> _WHAT YOU ARE ASKED TO DO_
Check each line for the word "Database" and give how many have it. Say nothing else.
--- Begin PROVIDED ENTRIES ---
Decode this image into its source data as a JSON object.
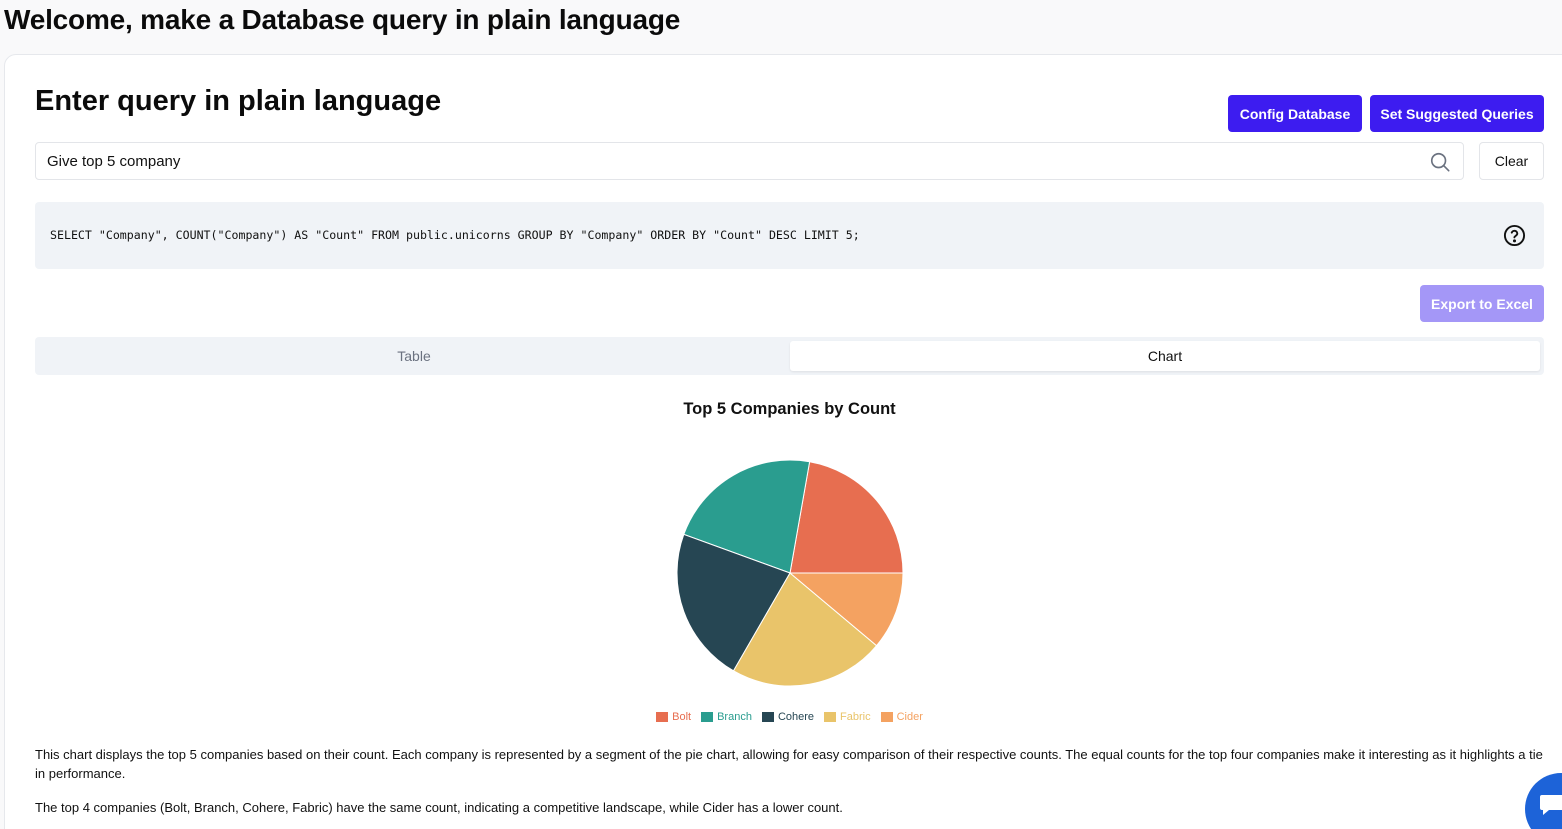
{
  "page": {
    "heading": "Welcome, make a Database query in plain language"
  },
  "query_card": {
    "title": "Enter query in plain language",
    "config_button": "Config Database",
    "suggest_button": "Set Suggested Queries",
    "search": {
      "value": "Give top 5 company",
      "placeholder": ""
    },
    "clear_button": "Clear",
    "sql": "SELECT \"Company\", COUNT(\"Company\") AS \"Count\" FROM public.unicorns GROUP BY \"Company\" ORDER BY \"Count\" DESC LIMIT 5;",
    "export_button": "Export to Excel",
    "tabs": [
      {
        "label": "Table",
        "active": false
      },
      {
        "label": "Chart",
        "active": true
      }
    ]
  },
  "chart_data": {
    "type": "pie",
    "title": "Top 5 Companies by Count",
    "categories": [
      "Bolt",
      "Branch",
      "Cohere",
      "Fabric",
      "Cider"
    ],
    "values": [
      2,
      2,
      2,
      2,
      1
    ],
    "colors": [
      "#e76e50",
      "#2a9d8f",
      "#264653",
      "#e9c46a",
      "#f4a261"
    ],
    "legend": "bottom"
  },
  "description": {
    "paragraph_1": "This chart displays the top 5 companies based on their count. Each company is represented by a segment of the pie chart, allowing for easy comparison of their respective counts. The equal counts for the top four companies make it interesting as it highlights a tie in performance.",
    "paragraph_2": "The top 4 companies (Bolt, Branch, Cohere, Fabric) have the same count, indicating a competitive landscape, while Cider has a lower count."
  },
  "colors": {
    "primary": "#3d1cf0",
    "primary_disabled": "#a497f7",
    "chat_bubble": "#1d63d8"
  }
}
--- End PROVIDED ENTRIES ---
> _RESULT OF THE TASK_
2